→ **WHAT TO DO**:
Write out the records beneath this line exactly as they appear, minus any images.

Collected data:
----
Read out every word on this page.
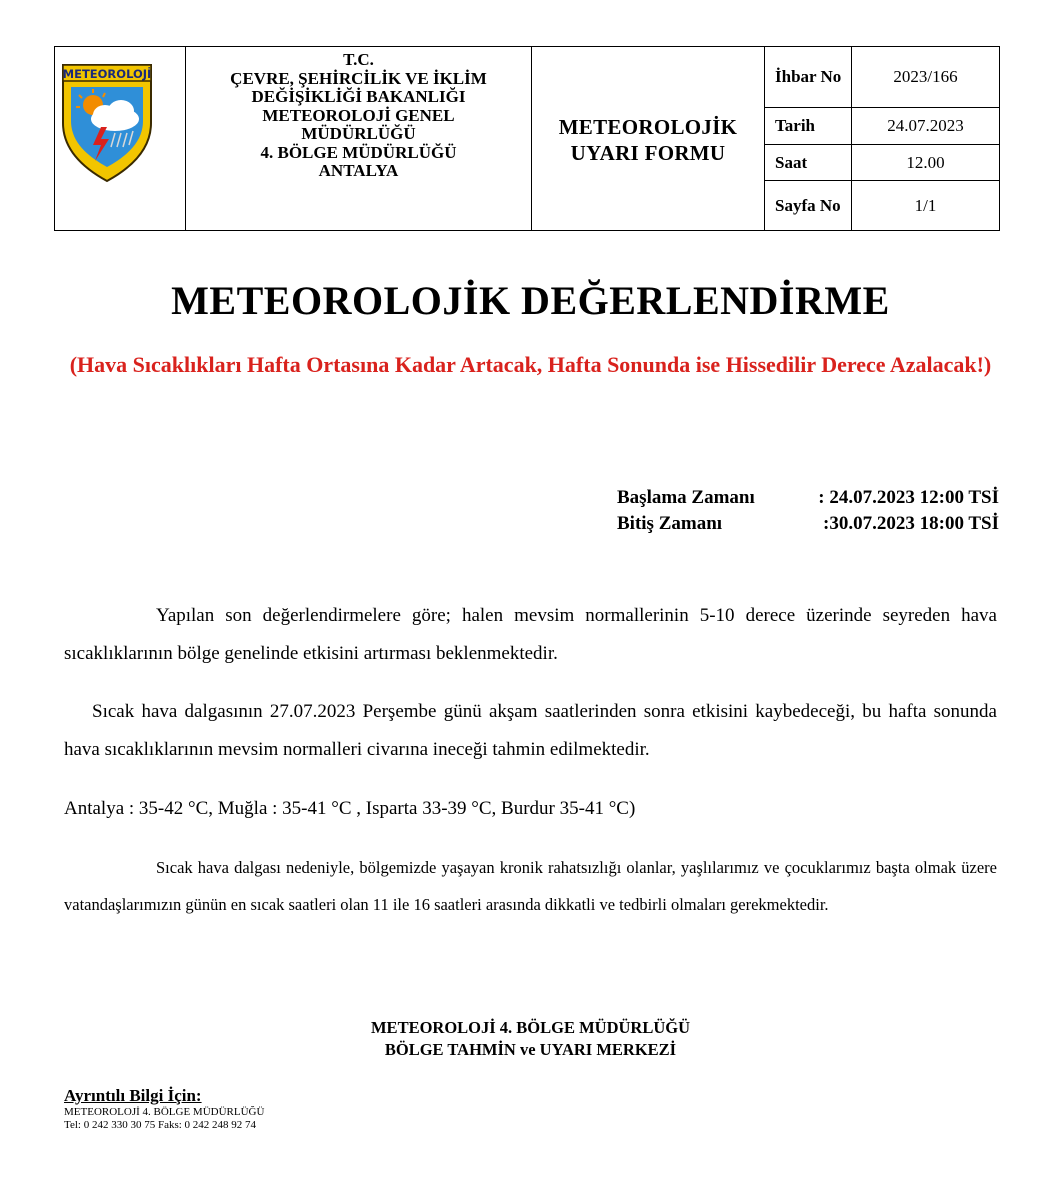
METEOROLOJİ
T.C.
ÇEVRE, ŞEHİRCİLİK VE İKLİM
DEĞİŞİKLİĞİ BAKANLIĞI
METEOROLOJİ GENEL
MÜDÜRLÜĞÜ
4. BÖLGE MÜDÜRLÜĞÜ
ANTALYA
METEOROLOJİK
UYARI FORMU
İhbar No	2023/166
Tarih	24.07.2023
Saat	12.00
Sayfa No	1/1
METEOROLOJİK DEĞERLENDİRME
(Hava Sıcaklıkları Hafta Ortasına Kadar Artacak, Hafta Sonunda ise Hissedilir Derece Azalacak!)
Başlama Zamanı	: 24.07.2023 12:00 TSİ
Bitiş Zamanı	:30.07.2023 18:00 TSİ
Yapılan son değerlendirmelere göre; halen mevsim normallerinin 5-10 derece üzerinde seyreden hava sıcaklıklarının bölge genelinde etkisini artırması beklenmektedir.
Sıcak hava dalgasının 27.07.2023 Perşembe günü akşam saatlerinden sonra etkisini kaybedeceği, bu hafta sonunda hava sıcaklıklarının mevsim normalleri civarına ineceği tahmin edilmektedir.
Antalya : 35-42 °C, Muğla : 35-41 °C , Isparta 33-39 °C, Burdur 35-41 °C)
Sıcak hava dalgası nedeniyle, bölgemizde yaşayan kronik rahatsızlığı olanlar, yaşlılarımız ve çocuklarımız başta olmak üzere vatandaşlarımızın günün en sıcak saatleri olan 11 ile 16 saatleri arasında dikkatli ve tedbirli olmaları gerekmektedir.
METEOROLOJİ 4. BÖLGE MÜDÜRLÜĞÜ
BÖLGE TAHMİN ve UYARI MERKEZİ
Ayrıntılı Bilgi İçin:
METEOROLOJİ 4. BÖLGE MÜDÜRLÜĞÜ
Tel: 0 242 330 30 75 Faks: 0 242 248 92 74
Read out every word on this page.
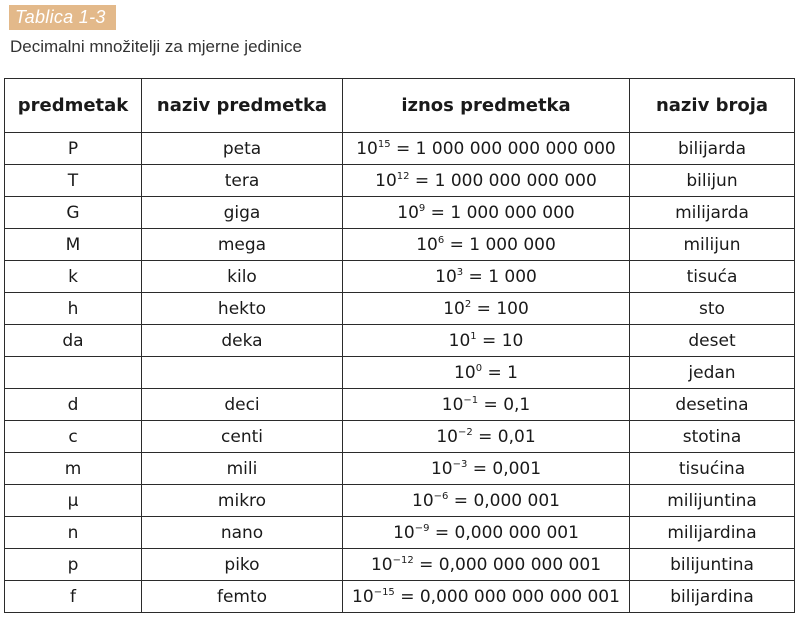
Tablica 1-3
Decimalni množitelji za mjerne jedinice
predmetak	naziv predmetka	iznos predmetka	naziv broja
P	peta	$10^{15} = 1$ 000 000 000 000 000	bilijarda
T	tera	$10^{12} = 1$ 000 000 000 000	bilijun
G	giga	$10^9 = 1$ 000 000 000	milijarda
M	mega	$10^6 = 1$ 000 000	milijun
k	kilo	$10^3 = 1$ 000	tisuća
h	hekto	$10^2 = 100$	sto
da	deka	$10^1 = 10$	deset
		$10^0 = 1$	jedan
d	deci	$10^{-1} = 0,1$	desetina
c	centi	$10^{-2} = 0,01$	stotina
m	mili	$10^{-3} = 0,001$	tisućina
μ	mikro	$10^{-6} = 0,000$ 001	milijuntina
n	nano	$10^{-9} = 0,000$ 000 001	milijardina
p	piko	$10^{-12} = 0,000$ 000 000 001	bilijuntina
f	femto	$10^{-15} = 0,000$ 000 000 000 001	bilijardina
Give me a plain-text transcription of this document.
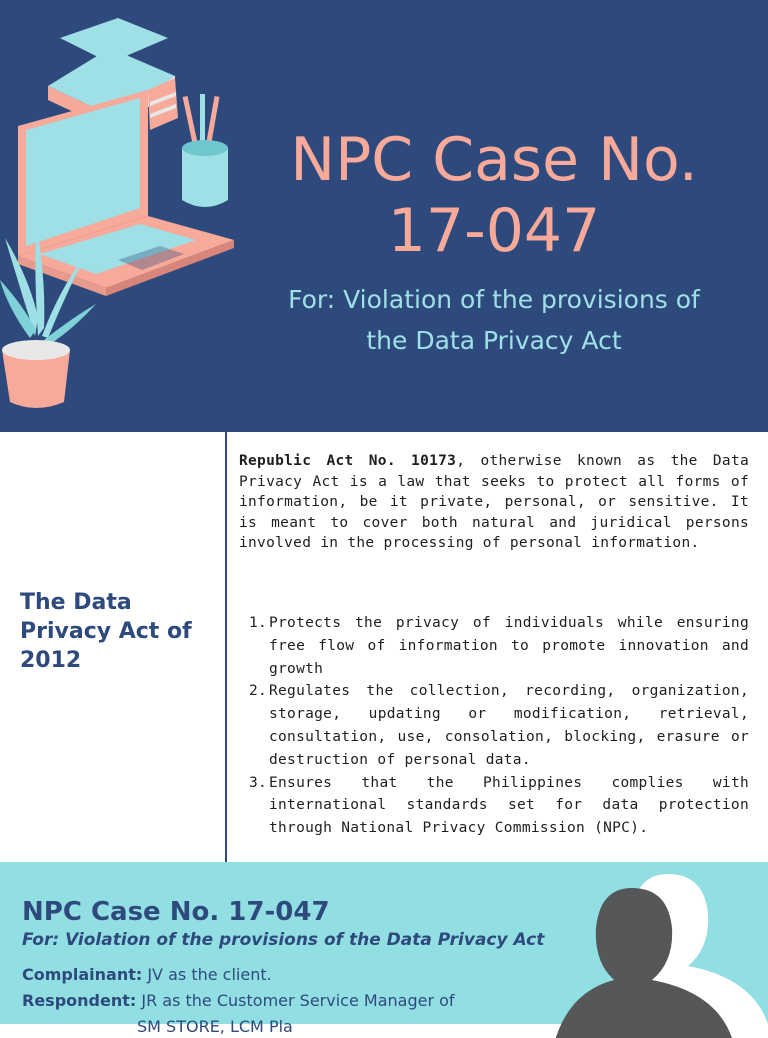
NPC Case No.
17-047
For: Violation of the provisions of
the Data Privacy Act
The Data Privacy Act of 2012

Republic Act No. 10173, otherwise known as the Data Privacy Act is a law that seeks to protect all forms of information, be it private, personal, or sensitive. It is meant to cover both natural and juridical persons involved in the processing of personal information.

1. Protects the privacy of individuals while ensuring free flow of information to promote innovation and growth
2. Regulates the collection, recording, organization, storage, updating or modification, retrieval, consultation, use, consolation, blocking, erasure or destruction of personal data.
3. Ensures that the Philippines complies with international standards set for data protection through National Privacy Commission (NPC).
NPC Case No. 17-047
For: Violation of the provisions of the Data Privacy Act
Complainant: JV as the client.
Respondent: JR as the Customer Service Manager of
SM STORE, LCM Pla
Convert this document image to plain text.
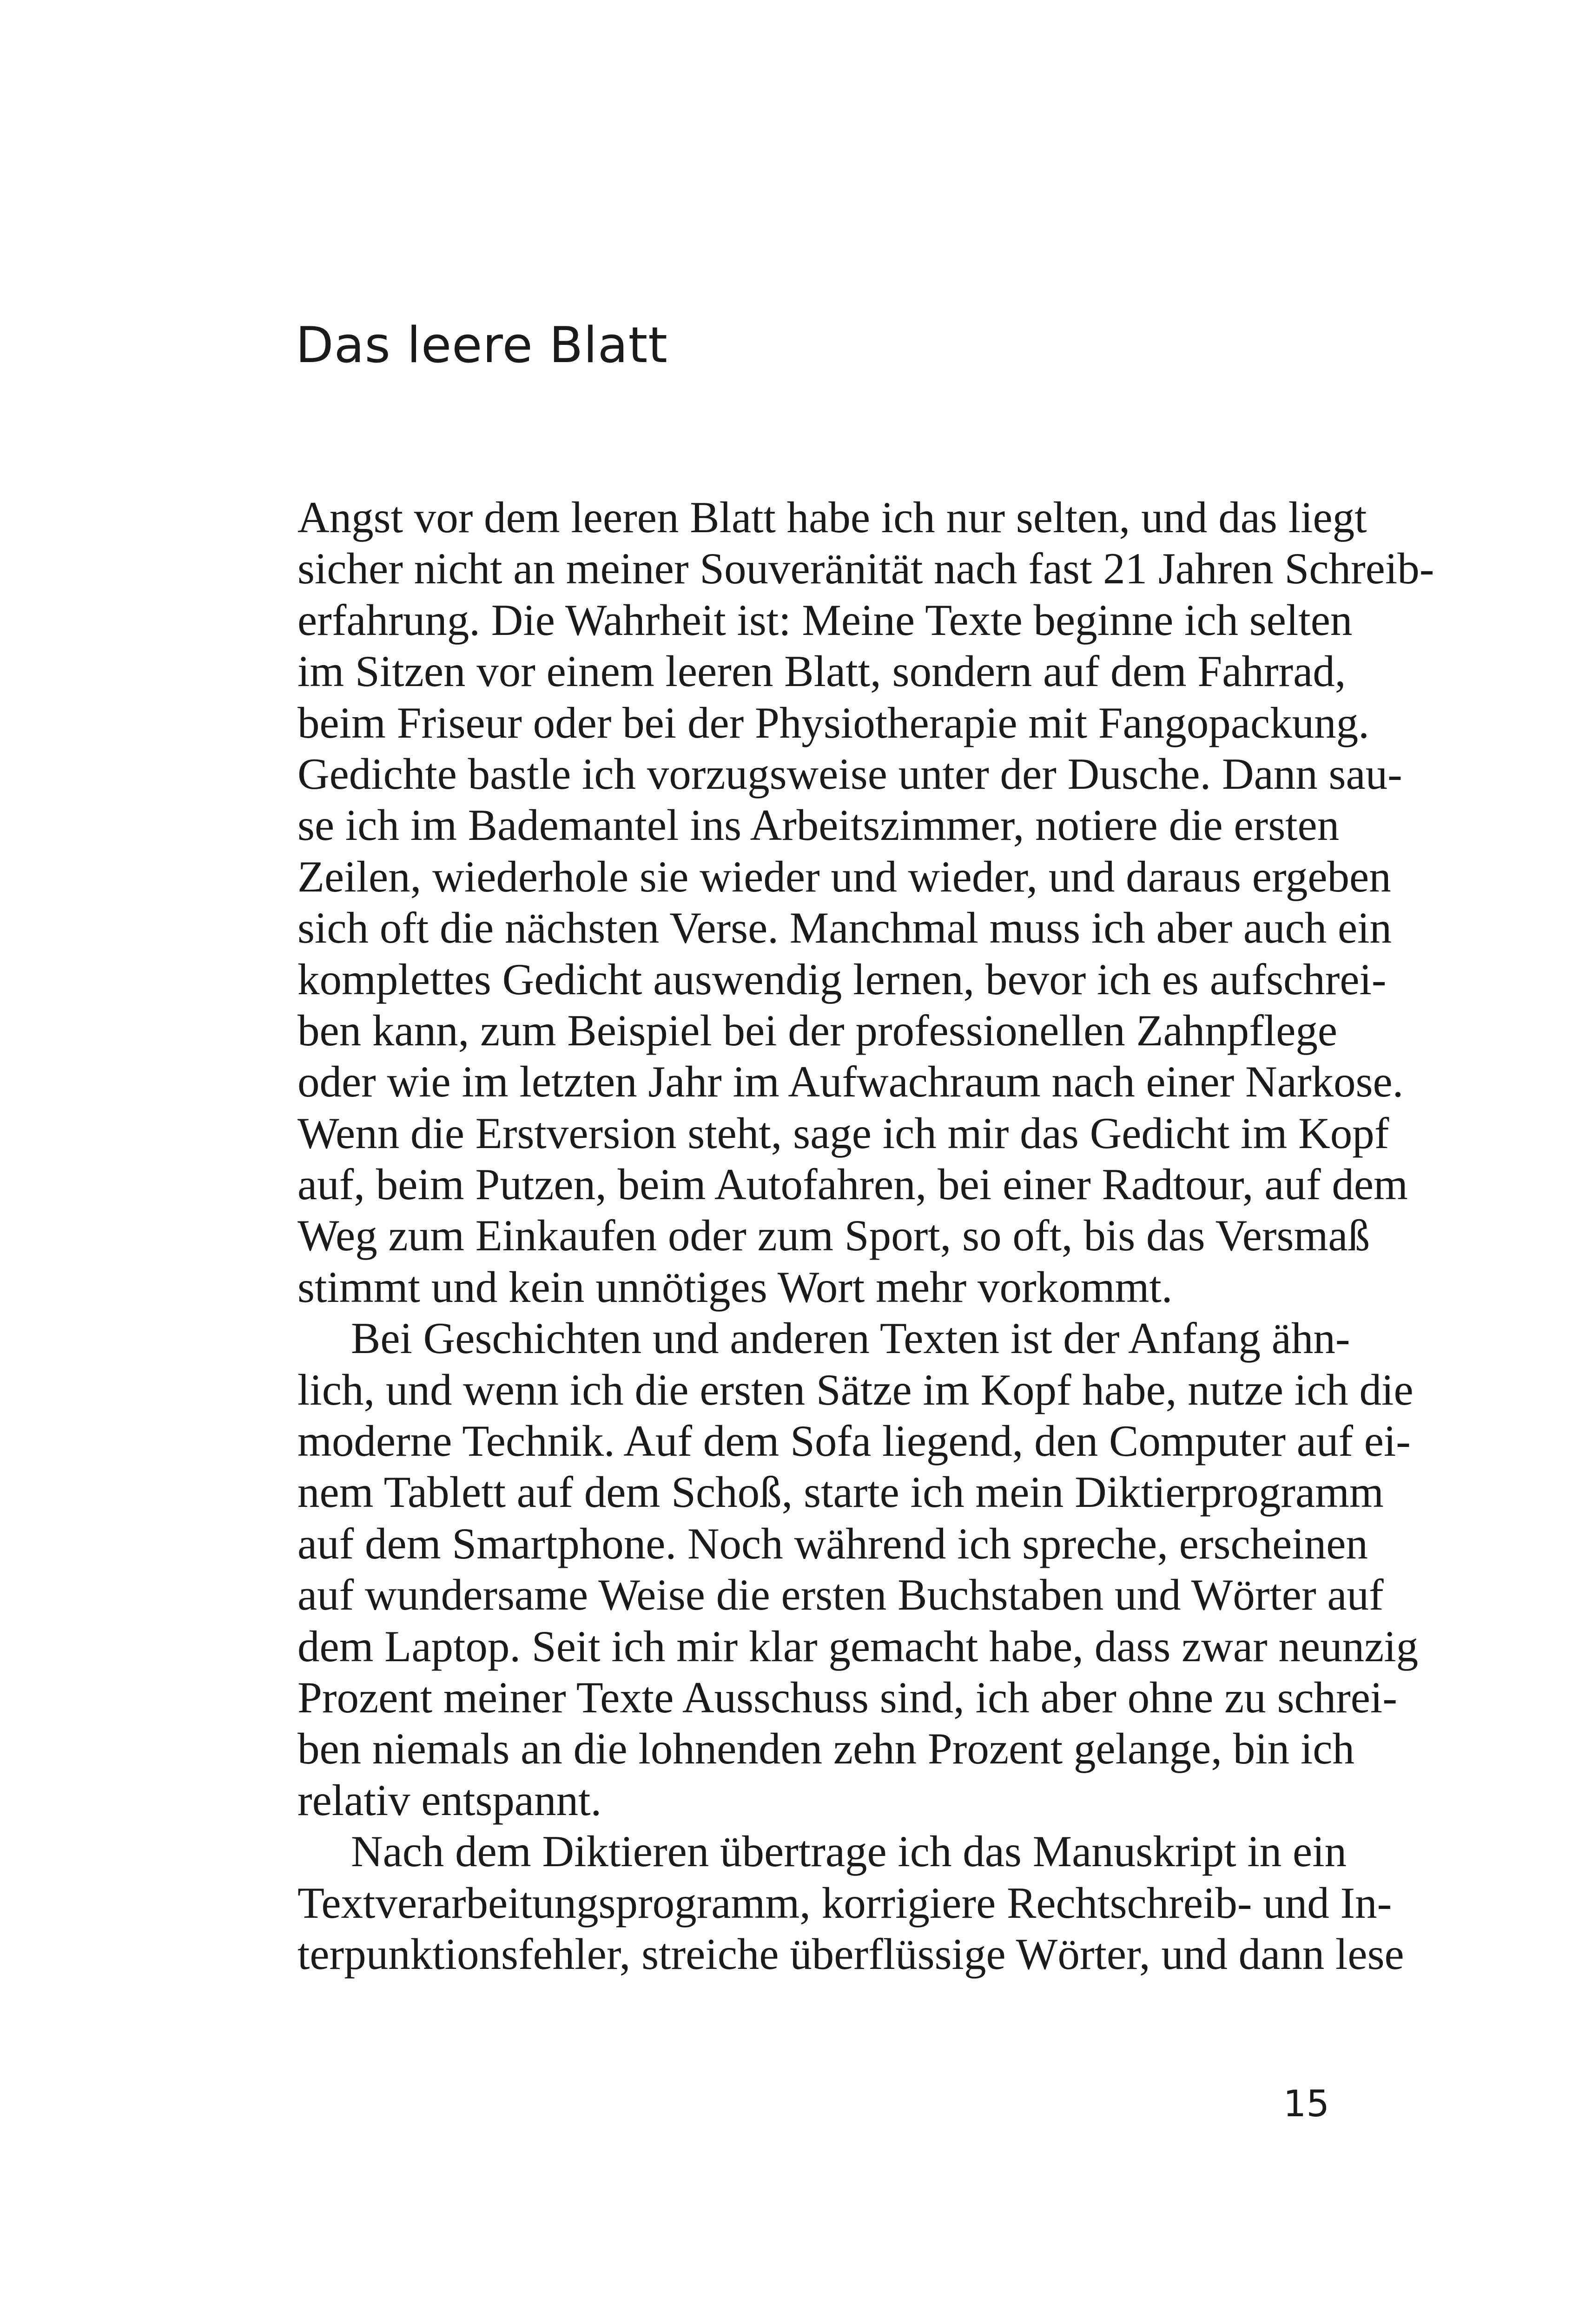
Das leere Blatt
Angst vor dem leeren Blatt habe ich nur selten, und das liegt
sicher nicht an meiner Souveränität nach fast 21 Jahren Schreib-
erfahrung. Die Wahrheit ist: Meine Texte beginne ich selten
im Sitzen vor einem leeren Blatt, sondern auf dem Fahrrad,
beim Friseur oder bei der Physiotherapie mit Fangopackung.
Gedichte bastle ich vorzugsweise unter der Dusche. Dann sau-
se ich im Bademantel ins Arbeitszimmer, notiere die ersten
Zeilen, wiederhole sie wieder und wieder, und daraus ergeben
sich oft die nächsten Verse. Manchmal muss ich aber auch ein
komplettes Gedicht auswendig lernen, bevor ich es aufschrei-
ben kann, zum Beispiel bei der professionellen Zahnpflege
oder wie im letzten Jahr im Aufwachraum nach einer Narkose.
Wenn die Erstversion steht, sage ich mir das Gedicht im Kopf
auf, beim Putzen, beim Autofahren, bei einer Radtour, auf dem
Weg zum Einkaufen oder zum Sport, so oft, bis das Versmaß
stimmt und kein unnötiges Wort mehr vorkommt.
Bei Geschichten und anderen Texten ist der Anfang ähn-
lich, und wenn ich die ersten Sätze im Kopf habe, nutze ich die
moderne Technik. Auf dem Sofa liegend, den Computer auf ei-
nem Tablett auf dem Schoß, starte ich mein Diktierprogramm
auf dem Smartphone. Noch während ich spreche, erscheinen
auf wundersame Weise die ersten Buchstaben und Wörter auf
dem Laptop. Seit ich mir klar gemacht habe, dass zwar neunzig
Prozent meiner Texte Ausschuss sind, ich aber ohne zu schrei-
ben niemals an die lohnenden zehn Prozent gelange, bin ich
relativ entspannt.
Nach dem Diktieren übertrage ich das Manuskript in ein
Textverarbeitungsprogramm, korrigiere Rechtschreib- und In-
terpunktionsfehler, streiche überflüssige Wörter, und dann lese
15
----
→ **FINISHED EXERCISE**:
Read out every word on this page.
METEOROLOJİ
T.C.
ÇEVRE, ŞEHİRCİLİK VE İKLİM
DEĞİŞİKLİĞİ BAKANLIĞI
METEOROLOJİ GENEL
MÜDÜRLÜĞÜ
4. BÖLGE MÜDÜRLÜĞÜ
ANTALYA
METEOROLOJİK
UYARI FORMU
İhbar No	2023/166
Tarih	24.07.2023
Saat	12.00
Sayfa No	1/1
METEOROLOJİK DEĞERLENDİRME
(Hava Sıcaklıkları Hafta Ortasına Kadar Artacak, Hafta Sonunda ise Hissedilir Derece Azalacak!)
Başlama Zamanı	: 24.07.2023 12:00 TSİ
Bitiş Zamanı	:30.07.2023 18:00 TSİ
Yapılan son değerlendirmelere göre; halen mevsim normallerinin 5-10 derece üzerinde seyreden hava sıcaklıklarının bölge genelinde etkisini artırması beklenmektedir.
Sıcak hava dalgasının 27.07.2023 Perşembe günü akşam saatlerinden sonra etkisini kaybedeceği, bu hafta sonunda hava sıcaklıklarının mevsim normalleri civarına ineceği tahmin edilmektedir.
Antalya : 35-42 °C, Muğla : 35-41 °C , Isparta 33-39 °C, Burdur 35-41 °C)
Sıcak hava dalgası nedeniyle, bölgemizde yaşayan kronik rahatsızlığı olanlar, yaşlılarımız ve çocuklarımız başta olmak üzere vatandaşlarımızın günün en sıcak saatleri olan 11 ile 16 saatleri arasında dikkatli ve tedbirli olmaları gerekmektedir.
METEOROLOJİ 4. BÖLGE MÜDÜRLÜĞÜ
BÖLGE TAHMİN ve UYARI MERKEZİ
Ayrıntılı Bilgi İçin:
METEOROLOJİ 4. BÖLGE MÜDÜRLÜĞÜ
Tel: 0 242 330 30 75 Faks: 0 242 248 92 74
Read out every word on this page.
Tablica 1-3
Decimalni množitelji za mjerne jedinice
predmetak	naziv predmetka	iznos predmetka	naziv broja
P	peta	$10^{15} = 1$ 000 000 000 000 000	bilijarda
T	tera	$10^{12} = 1$ 000 000 000 000	bilijun
G	giga	$10^9 = 1$ 000 000 000	milijarda
M	mega	$10^6 = 1$ 000 000	milijun
k	kilo	$10^3 = 1$ 000	tisuća
h	hekto	$10^2 = 100$	sto
da	deka	$10^1 = 10$	deset
		$10^0 = 1$	jedan
d	deci	$10^{-1} = 0,1$	desetina
c	centi	$10^{-2} = 0,01$	stotina
m	mili	$10^{-3} = 0,001$	tisućina
μ	mikro	$10^{-6} = 0,000$ 001	milijuntina
n	nano	$10^{-9} = 0,000$ 000 001	milijardina
p	piko	$10^{-12} = 0,000$ 000 000 001	bilijuntina
f	femto	$10^{-15} = 0,000$ 000 000 000 001	bilijardina
Give me a plain-text transcription of this document.
NPC Case No.
17-047
For: Violation of the provisions of
the Data Privacy Act
The Data Privacy Act of 2012

Republic Act No. 10173, otherwise known as the Data Privacy Act is a law that seeks to protect all forms of information, be it private, personal, or sensitive. It is meant to cover both natural and juridical persons involved in the processing of personal information.

1. Protects the privacy of individuals while ensuring free flow of information to promote innovation and growth
2. Regulates the collection, recording, organization, storage, updating or modification, retrieval, consultation, use, consolation, blocking, erasure or destruction of personal data.
3. Ensures that the Philippines complies with international standards set for data protection through National Privacy Commission (NPC).
NPC Case No. 17-047
For: Violation of the provisions of the Data Privacy Act
Complainant: JV as the client.
Respondent: JR as the Customer Service Manager of
SM STORE, LCM Pla
Convert this document image to plain text.
Das leere Blatt
Angst vor dem leeren Blatt habe ich nur selten, und das liegt
sicher nicht an meiner Souveränität nach fast 21 Jahren Schreib-
erfahrung. Die Wahrheit ist: Meine Texte beginne ich selten
im Sitzen vor einem leeren Blatt, sondern auf dem Fahrrad,
beim Friseur oder bei der Physiotherapie mit Fangopackung.
Gedichte bastle ich vorzugsweise unter der Dusche. Dann sau-
se ich im Bademantel ins Arbeitszimmer, notiere die ersten
Zeilen, wiederhole sie wieder und wieder, und daraus ergeben
sich oft die nächsten Verse. Manchmal muss ich aber auch ein
komplettes Gedicht auswendig lernen, bevor ich es aufschrei-
ben kann, zum Beispiel bei der professionellen Zahnpflege
oder wie im letzten Jahr im Aufwachraum nach einer Narkose.
Wenn die Erstversion steht, sage ich mir das Gedicht im Kopf
auf, beim Putzen, beim Autofahren, bei einer Radtour, auf dem
Weg zum Einkaufen oder zum Sport, so oft, bis das Versmaß
stimmt und kein unnötiges Wort mehr vorkommt.
Bei Geschichten und anderen Texten ist der Anfang ähn-
lich, und wenn ich die ersten Sätze im Kopf habe, nutze ich die
moderne Technik. Auf dem Sofa liegend, den Computer auf ei-
nem Tablett auf dem Schoß, starte ich mein Diktierprogramm
auf dem Smartphone. Noch während ich spreche, erscheinen
auf wundersame Weise die ersten Buchstaben und Wörter auf
dem Laptop. Seit ich mir klar gemacht habe, dass zwar neunzig
Prozent meiner Texte Ausschuss sind, ich aber ohne zu schrei-
ben niemals an die lohnenden zehn Prozent gelange, bin ich
relativ entspannt.
Nach dem Diktieren übertrage ich das Manuskript in ein
Textverarbeitungsprogramm, korrigiere Rechtschreib- und In-
terpunktionsfehler, streiche überflüssige Wörter, und dann lese
15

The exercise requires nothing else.